*PROBLEM REQUIREMENTS:*
Collect each line containing "Heinrich".

....

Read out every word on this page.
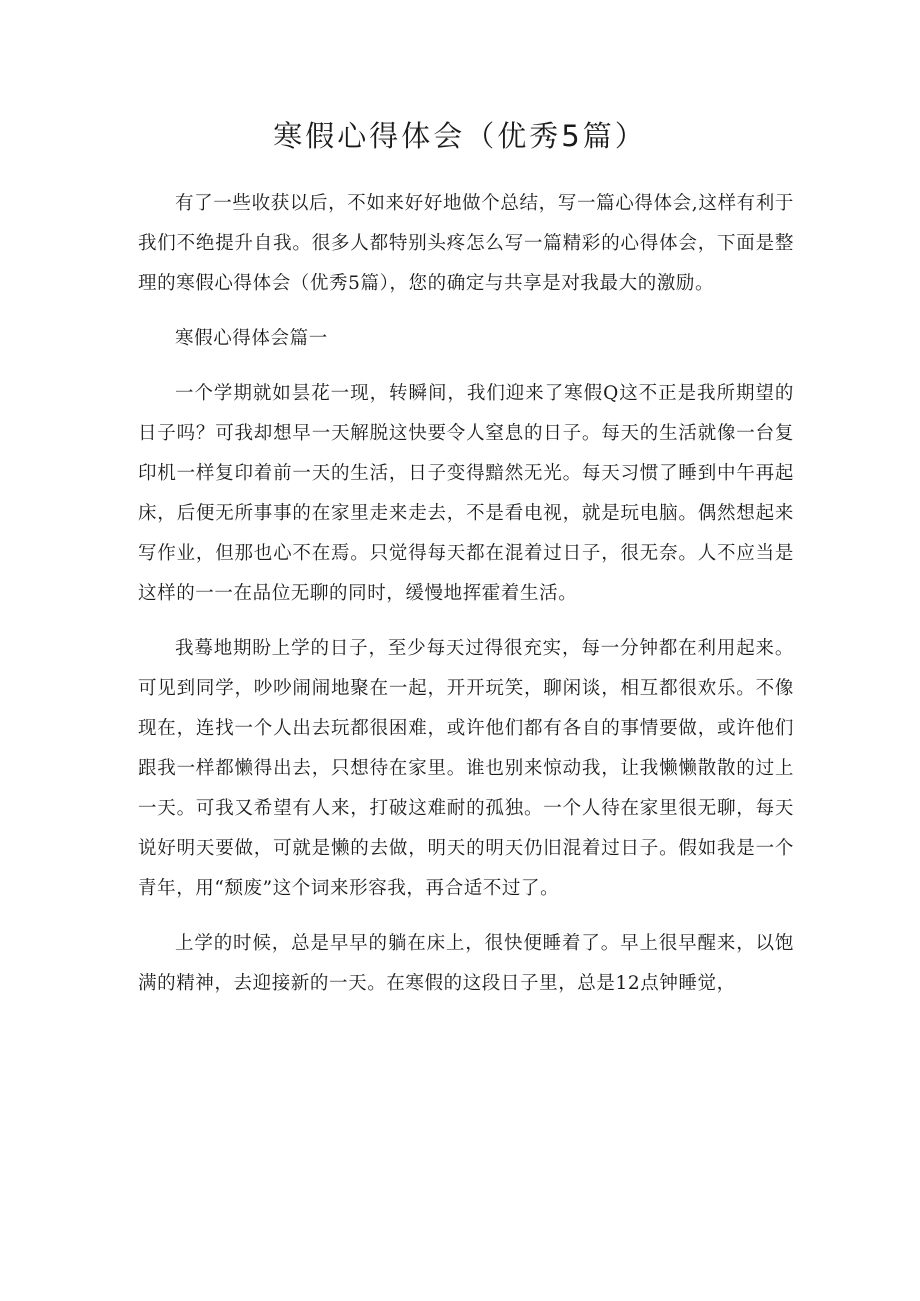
寒假心得体会（优秀5篇）

有了一些收获以后，不如来好好地做个总结，写一篇心得体会,这样有利于我们不绝提升自我。很多人都特别头疼怎么写一篇精彩的心得体会，下面是整理的寒假心得体会（优秀5篇），您的确定与共享是对我最大的激励。

寒假心得体会篇一

一个学期就如昙花一现，转瞬间，我们迎来了寒假Q这不正是我所期望的日子吗？可我却想早一天解脱这快要令人窒息的日子。每天的生活就像一台复印机一样复印着前一天的生活，日子变得黯然无光。每天习惯了睡到中午再起床，后便无所事事的在家里走来走去，不是看电视，就是玩电脑。偶然想起来写作业，但那也心不在焉。只觉得每天都在混着过日子，很无奈。人不应当是这样的一一在品位无聊的同时，缓慢地挥霍着生活。

我蓦地期盼上学的日子，至少每天过得很充实，每一分钟都在利用起来。可见到同学，吵吵闹闹地聚在一起，开开玩笑，聊闲谈，相互都很欢乐。不像现在，连找一个人出去玩都很困难，或许他们都有各自的事情要做，或许他们跟我一样都懒得出去，只想待在家里。谁也别来惊动我，让我懒懒散散的过上一天。可我又希望有人来，打破这难耐的孤独。一个人待在家里很无聊，每天说好明天要做，可就是懒的去做，明天的明天仍旧混着过日子。假如我是一个青年，用“颓废”这个词来形容我，再合适不过了。

上学的时候，总是早早的躺在床上，很快便睡着了。早上很早醒来，以饱满的精神，去迎接新的一天。在寒假的这段日子里，总是12点钟睡觉，
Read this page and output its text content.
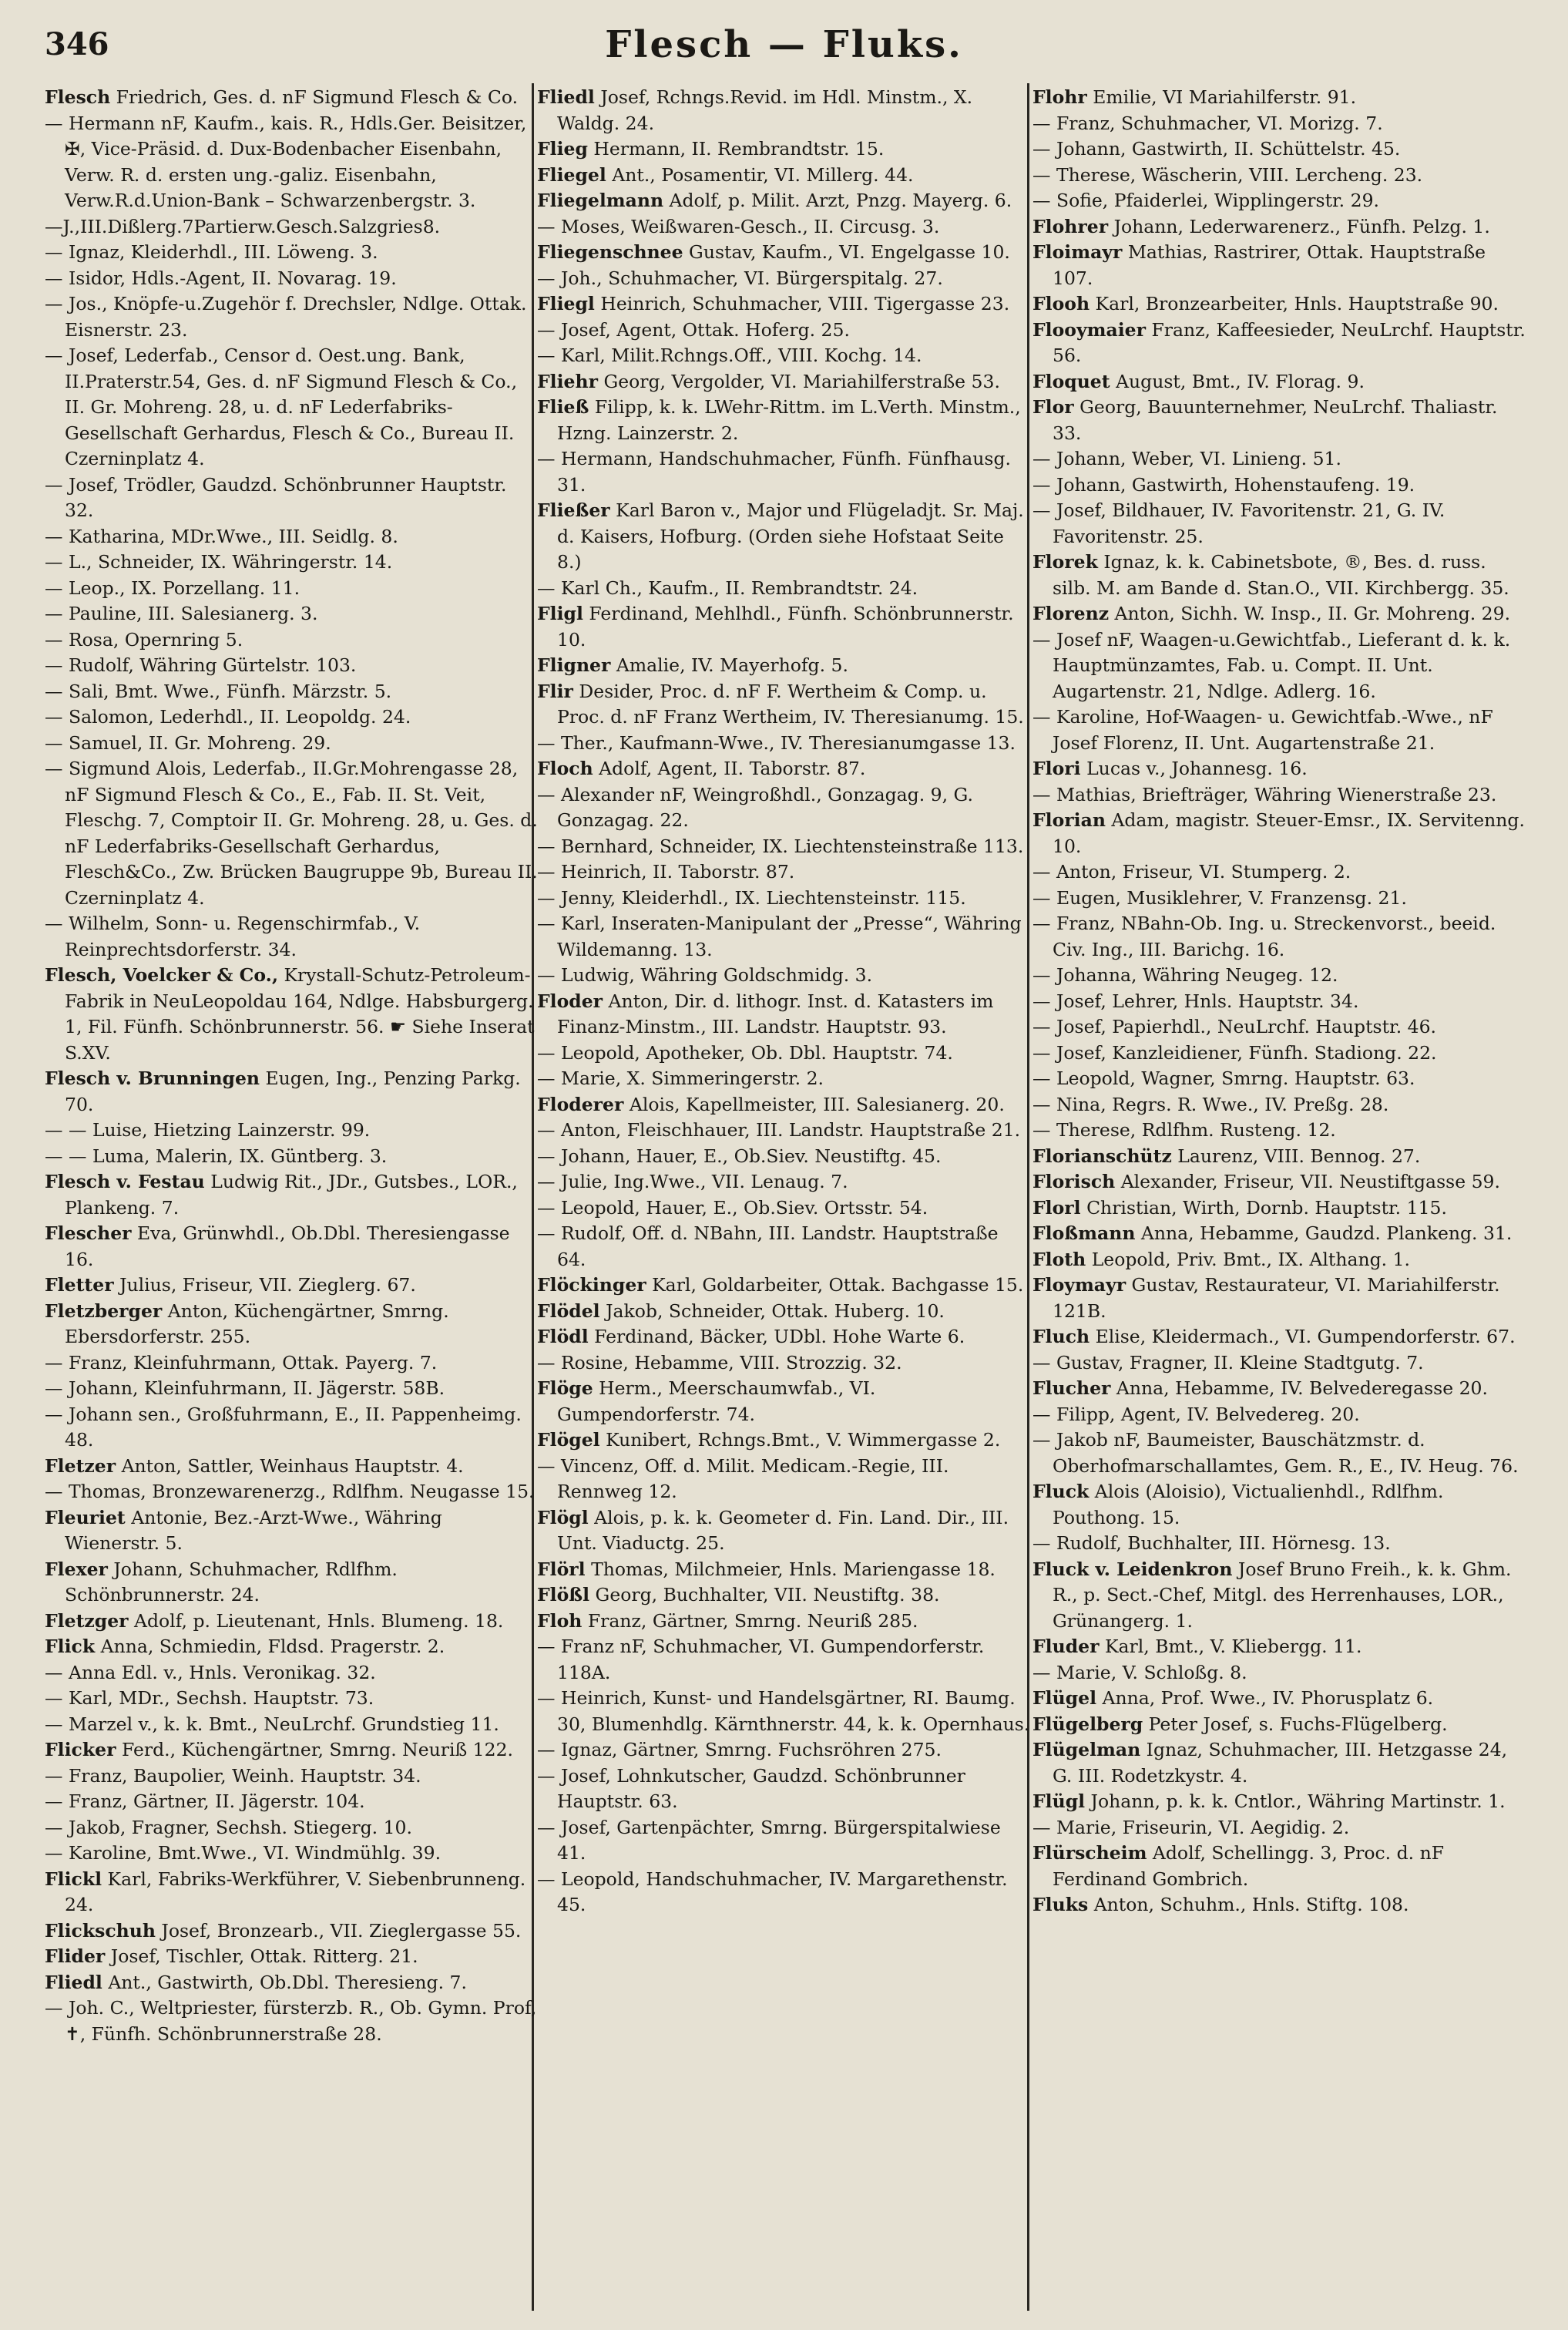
346	Flesch — Fluks.

Flesch Friedrich, Ges. d. nF Sigmund Flesch & Co.

— Hermann nF, Kaufm., kais. R., Hdls.Ger. Beisitzer, ✠, Vice-Präsid. d. Dux-Bodenbacher Eisenbahn, Verw. R. d. ersten ung.-galiz. Eisenbahn, Verw.R.d.Union-Bank – Schwarzenbergstr. 3.

—J.,III.Dißlerg.7Partierw.Gesch.Salzgries8.

— Ignaz, Kleiderhdl., III. Löweng. 3.

— Isidor, Hdls.-Agent, II. Novarag. 19.

— Jos., Knöpfe-u.Zugehör f. Drechsler, Ndlge. Ottak. Eisnerstr. 23.

— Josef, Lederfab., Censor d. Oest.ung. Bank, II.Praterstr.54, Ges. d. nF Sigmund Flesch & Co., II. Gr. Mohreng. 28, u. d. nF Lederfabriks-Gesellschaft Gerhardus, Flesch & Co., Bureau II. Czerninplatz 4.

— Josef, Trödler, Gaudzd. Schönbrunner Hauptstr. 32.

— Katharina, MDr.Wwe., III. Seidlg. 8.

— L., Schneider, IX. Währingerstr. 14.

— Leop., IX. Porzellang. 11.

— Pauline, III. Salesianerg. 3.

— Rosa, Opernring 5.

— Rudolf, Währing Gürtelstr. 103.

— Sali, Bmt. Wwe., Fünfh. Märzstr. 5.

— Salomon, Lederhdl., II. Leopoldg. 24.

— Samuel, II. Gr. Mohreng. 29.

— Sigmund Alois, Lederfab., II.Gr.Mohrengasse 28, nF Sigmund Flesch & Co., E., Fab. II. St. Veit, Fleschg. 7, Comptoir II. Gr. Mohreng. 28, u. Ges. d. nF Lederfabriks-Gesellschaft Gerhardus, Flesch&Co., Zw. Brücken Baugruppe 9b, Bureau II. Czerninplatz 4.

— Wilhelm, Sonn- u. Regenschirmfab., V. Reinprechtsdorferstr. 34.

Flesch, Voelcker & Co., Krystall-Schutz-Petroleum-Fabrik in NeuLeopoldau 164, Ndlge. Habsburgerg. 1, Fil. Fünfh. Schönbrunnerstr. 56. ☛ Siehe Inserat S.XV.

Flesch v. Brunningen Eugen, Ing., Penzing Parkg. 70.

— — Luise, Hietzing Lainzerstr. 99.

— — Luma, Malerin, IX. Güntberg. 3.

Flesch v. Festau Ludwig Rit., JDr., Gutsbes., LOR., Plankeng. 7.

Flescher Eva, Grünwhdl., Ob.Dbl. Theresiengasse 16.

Fletter Julius, Friseur, VII. Zieglerg. 67.

Fletzberger Anton, Küchengärtner, Smrng. Ebersdorferstr. 255.

— Franz, Kleinfuhrmann, Ottak. Payerg. 7.

— Johann, Kleinfuhrmann, II. Jägerstr. 58B.

— Johann sen., Großfuhrmann, E., II. Pappenheimg. 48.

Fletzer Anton, Sattler, Weinhaus Hauptstr. 4.

— Thomas, Bronzewarenerzg., Rdlfhm. Neugasse 15.

Fleuriet Antonie, Bez.-Arzt-Wwe., Währing Wienerstr. 5.

Flexer Johann, Schuhmacher, Rdlfhm. Schönbrunnerstr. 24.

Fletzger Adolf, p. Lieutenant, Hnls. Blumeng. 18.

Flick Anna, Schmiedin, Fldsd. Pragerstr. 2.

— Anna Edl. v., Hnls. Veronikag. 32.

— Karl, MDr., Sechsh. Hauptstr. 73.

— Marzel v., k. k. Bmt., NeuLrchf. Grundstieg 11.

Flicker Ferd., Küchengärtner, Smrng. Neuriß 122.

— Franz, Baupolier, Weinh. Hauptstr. 34.

— Franz, Gärtner, II. Jägerstr. 104.

— Jakob, Fragner, Sechsh. Stiegerg. 10.

— Karoline, Bmt.Wwe., VI. Windmühlg. 39.

Flickl Karl, Fabriks-Werkführer, V. Siebenbrunneng. 24.

Flickschuh Josef, Bronzearb., VII. Zieglergasse 55.

Flider Josef, Tischler, Ottak. Ritterg. 21.

Fliedl Ant., Gastwirth, Ob.Dbl. Theresieng. 7.

— Joh. C., Weltpriester, fürsterzb. R., Ob. Gymn. Prof, ✝, Fünfh. Schönbrunnerstraße 28.

Fliedl Josef, Rchngs.Revid. im Hdl. Minstm., X. Waldg. 24.

Flieg Hermann, II. Rembrandtstr. 15.

Fliegel Ant., Posamentir, VI. Millerg. 44.

Fliegelmann Adolf, p. Milit. Arzt, Pnzg. Mayerg. 6.

— Moses, Weißwaren-Gesch., II. Circusg. 3.

Fliegenschnee Gustav, Kaufm., VI. Engelgasse 10.

— Joh., Schuhmacher, VI. Bürgerspitalg. 27.

Fliegl Heinrich, Schuhmacher, VIII. Tigergasse 23.

— Josef, Agent, Ottak. Hoferg. 25.

— Karl, Milit.Rchngs.Off., VIII. Kochg. 14.

Fliehr Georg, Vergolder, VI. Mariahilferstraße 53.

Fließ Filipp, k. k. LWehr-Rittm. im L.Verth. Minstm., Hzng. Lainzerstr. 2.

— Hermann, Handschuhmacher, Fünfh. Fünfhausg. 31.

Fließer Karl Baron v., Major und Flügeladjt. Sr. Maj. d. Kaisers, Hofburg. (Orden siehe Hofstaat Seite 8.)

— Karl Ch., Kaufm., II. Rembrandtstr. 24.

Fligl Ferdinand, Mehlhdl., Fünfh. Schönbrunnerstr. 10.

Fligner Amalie, IV. Mayerhofg. 5.

Flir Desider, Proc. d. nF F. Wertheim & Comp. u. Proc. d. nF Franz Wertheim, IV. Theresianumg. 15.

— Ther., Kaufmann-Wwe., IV. Theresianumgasse 13.

Floch Adolf, Agent, II. Taborstr. 87.

— Alexander nF, Weingroßhdl., Gonzagag. 9, G. Gonzagag. 22.

— Bernhard, Schneider, IX. Liechtensteinstraße 113.

— Heinrich, II. Taborstr. 87.

— Jenny, Kleiderhdl., IX. Liechtensteinstr. 115.

— Karl, Inseraten-Manipulant der „Presse“, Währing Wildemanng. 13.

— Ludwig, Währing Goldschmidg. 3.

Floder Anton, Dir. d. lithogr. Inst. d. Katasters im Finanz-Minstm., III. Landstr. Hauptstr. 93.

— Leopold, Apotheker, Ob. Dbl. Hauptstr. 74.

— Marie, X. Simmeringerstr. 2.

Floderer Alois, Kapellmeister, III. Salesianerg. 20.

— Anton, Fleischhauer, III. Landstr. Hauptstraße 21.

— Johann, Hauer, E., Ob.Siev. Neustiftg. 45.

— Julie, Ing.Wwe., VII. Lenaug. 7.

— Leopold, Hauer, E., Ob.Siev. Ortsstr. 54.

— Rudolf, Off. d. NBahn, III. Landstr. Hauptstraße 64.

Flöckinger Karl, Goldarbeiter, Ottak. Bachgasse 15.

Flödel Jakob, Schneider, Ottak. Huberg. 10.

Flödl Ferdinand, Bäcker, UDbl. Hohe Warte 6.

— Rosine, Hebamme, VIII. Strozzig. 32.

Flöge Herm., Meerschaumwfab., VI. Gumpendorferstr. 74.

Flögel Kunibert, Rchngs.Bmt., V. Wimmergasse 2.

— Vincenz, Off. d. Milit. Medicam.-Regie, III. Rennweg 12.

Flögl Alois, p. k. k. Geometer d. Fin. Land. Dir., III. Unt. Viaductg. 25.

Flörl Thomas, Milchmeier, Hnls. Mariengasse 18.

Flößl Georg, Buchhalter, VII. Neustiftg. 38.

Floh Franz, Gärtner, Smrng. Neuriß 285.

— Franz nF, Schuhmacher, VI. Gumpendorferstr. 118A.

— Heinrich, Kunst- und Handelsgärtner, RI. Baumg. 30, Blumenhdlg. Kärnthnerstr. 44, k. k. Opernhaus.

— Ignaz, Gärtner, Smrng. Fuchsröhren 275.

— Josef, Lohnkutscher, Gaudzd. Schönbrunner Hauptstr. 63.

— Josef, Gartenpächter, Smrng. Bürgerspitalwiese 41.

— Leopold, Handschuhmacher, IV. Margarethenstr. 45.

Flohr Emilie, VI Mariahilferstr. 91.

— Franz, Schuhmacher, VI. Morizg. 7.

— Johann, Gastwirth, II. Schüttelstr. 45.

— Therese, Wäscherin, VIII. Lercheng. 23.

— Sofie, Pfaiderlei, Wipplingerstr. 29.

Flohrer Johann, Lederwarenerz., Fünfh. Pelzg. 1.

Floimayr Mathias, Rastrirer, Ottak. Hauptstraße 107.

Flooh Karl, Bronzearbeiter, Hnls. Hauptstraße 90.

Flooymaier Franz, Kaffeesieder, NeuLrchf. Hauptstr. 56.

Floquet August, Bmt., IV. Florag. 9.

Flor Georg, Bauunternehmer, NeuLrchf. Thaliastr. 33.

— Johann, Weber, VI. Linieng. 51.

— Johann, Gastwirth, Hohenstaufeng. 19.

— Josef, Bildhauer, IV. Favoritenstr. 21, G. IV. Favoritenstr. 25.

Florek Ignaz, k. k. Cabinetsbote, ®, Bes. d. russ. silb. M. am Bande d. Stan.O., VII. Kirchbergg. 35.

Florenz Anton, Sichh. W. Insp., II. Gr. Mohreng. 29.

— Josef nF, Waagen-u.Gewichtfab., Lieferant d. k. k. Hauptmünzamtes, Fab. u. Compt. II. Unt. Augartenstr. 21, Ndlge. Adlerg. 16.

— Karoline, Hof-Waagen- u. Gewichtfab.-Wwe., nF Josef Florenz, II. Unt. Augartenstraße 21.

Flori Lucas v., Johannesg. 16.

— Mathias, Briefträger, Währing Wienerstraße 23.

Florian Adam, magistr. Steuer-Emsr., IX. Servitenng. 10.

— Anton, Friseur, VI. Stumperg. 2.

— Eugen, Musiklehrer, V. Franzensg. 21.

— Franz, NBahn-Ob. Ing. u. Streckenvorst., beeid. Civ. Ing., III. Barichg. 16.

— Johanna, Währing Neugeg. 12.

— Josef, Lehrer, Hnls. Hauptstr. 34.

— Josef, Papierhdl., NeuLrchf. Hauptstr. 46.

— Josef, Kanzleidiener, Fünfh. Stadiong. 22.

— Leopold, Wagner, Smrng. Hauptstr. 63.

— Nina, Regrs. R. Wwe., IV. Preßg. 28.

— Therese, Rdlfhm. Rusteng. 12.

Florianschütz Laurenz, VIII. Bennog. 27.

Florisch Alexander, Friseur, VII. Neustiftgasse 59.

Florl Christian, Wirth, Dornb. Hauptstr. 115.

Floßmann Anna, Hebamme, Gaudzd. Plankeng. 31.

Floth Leopold, Priv. Bmt., IX. Althang. 1.

Floymayr Gustav, Restaurateur, VI. Mariahilferstr. 121B.

Fluch Elise, Kleidermach., VI. Gumpendorferstr. 67.

— Gustav, Fragner, II. Kleine Stadtgutg. 7.

Flucher Anna, Hebamme, IV. Belvederegasse 20.

— Filipp, Agent, IV. Belvedereg. 20.

— Jakob nF, Baumeister, Bauschätzmstr. d. Oberhofmarschallamtes, Gem. R., E., IV. Heug. 76.

Fluck Alois (Aloisio), Victualienhdl., Rdlfhm. Pouthong. 15.

— Rudolf, Buchhalter, III. Hörnesg. 13.

Fluck v. Leidenkron Josef Bruno Freih., k. k. Ghm. R., p. Sect.-Chef, Mitgl. des Herrenhauses, LOR., Grünangerg. 1.

Fluder Karl, Bmt., V. Kliebergg. 11.

— Marie, V. Schloßg. 8.

Flügel Anna, Prof. Wwe., IV. Phorusplatz 6.

Flügelberg Peter Josef, s. Fuchs-Flügelberg.

Flügelman Ignaz, Schuhmacher, III. Hetzgasse 24, G. III. Rodetzkystr. 4.

Flügl Johann, p. k. k. Cntlor., Währing Martinstr. 1.

— Marie, Friseurin, VI. Aegidig. 2.

Flürscheim Adolf, Schellingg. 3, Proc. d. nF Ferdinand Gombrich.

Fluks Anton, Schuhm., Hnls. Stiftg. 108.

....

*RESPONSE:*
Fliegl Heinrich, Schuhmacher, VIII. Tigergasse 23.
— Heinrich, II. Taborstr. 87.
— Heinrich, Kunst- und Handelsgärtner, RI. Baumg. 30, Blumenhdlg. Kärnthnerstr. 44, k. k. Opernhaus.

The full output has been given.